■ **OBJECTIVE**
Of the lines below, count those containing the word "dash". Reply with the number alone.

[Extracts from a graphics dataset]
[start]
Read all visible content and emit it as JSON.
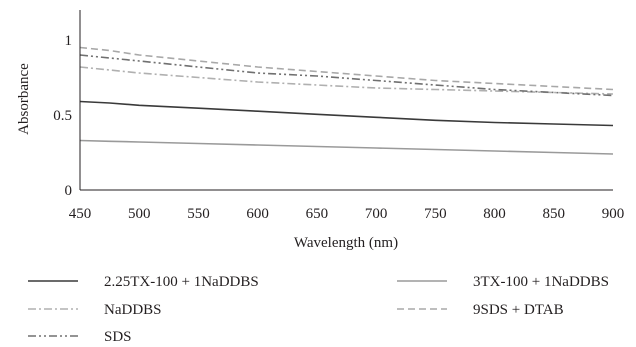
{
  "chart_data": {
    "type": "line",
    "title": "",
    "xlabel": "Wavelength (nm)",
    "ylabel": "Absorbance",
    "xlim": [
      450,
      900
    ],
    "ylim": [
      0,
      1.2
    ],
    "x_ticks": [
      450,
      500,
      550,
      600,
      650,
      700,
      750,
      800,
      850,
      900
    ],
    "y_ticks": [
      0,
      0.5,
      1
    ],
    "y_tick_labels": [
      "0",
      "0.5",
      "1"
    ],
    "grid": false,
    "legend_position": "bottom",
    "x": [
      450,
      475,
      500,
      550,
      600,
      650,
      700,
      750,
      800,
      850,
      900
    ],
    "series": [
      {
        "name": "2.25TX-100 + 1NaDDBS",
        "color": "#3a3a3a",
        "dash": "solid",
        "values": [
          0.59,
          0.58,
          0.565,
          0.545,
          0.525,
          0.505,
          0.485,
          0.465,
          0.45,
          0.44,
          0.43
        ]
      },
      {
        "name": "3TX-100 + 1NaDDBS",
        "color": "#9a9a9a",
        "dash": "solid",
        "values": [
          0.33,
          0.325,
          0.32,
          0.31,
          0.3,
          0.29,
          0.28,
          0.27,
          0.26,
          0.25,
          0.24
        ]
      },
      {
        "name": "NaDDBS",
        "color": "#b0b0b0",
        "dash": "dash-dot",
        "values": [
          0.82,
          0.8,
          0.78,
          0.75,
          0.72,
          0.7,
          0.68,
          0.67,
          0.66,
          0.65,
          0.64
        ]
      },
      {
        "name": "9SDS + DTAB",
        "color": "#a8a8a8",
        "dash": "dash",
        "values": [
          0.95,
          0.93,
          0.9,
          0.86,
          0.82,
          0.79,
          0.76,
          0.73,
          0.71,
          0.69,
          0.67
        ]
      },
      {
        "name": "SDS",
        "color": "#707070",
        "dash": "dash-dot-dot",
        "values": [
          0.9,
          0.88,
          0.86,
          0.82,
          0.78,
          0.76,
          0.73,
          0.7,
          0.67,
          0.65,
          0.63
        ]
      }
    ]
  }
}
[end]
■ **RESULT FOR THIS TASK**
5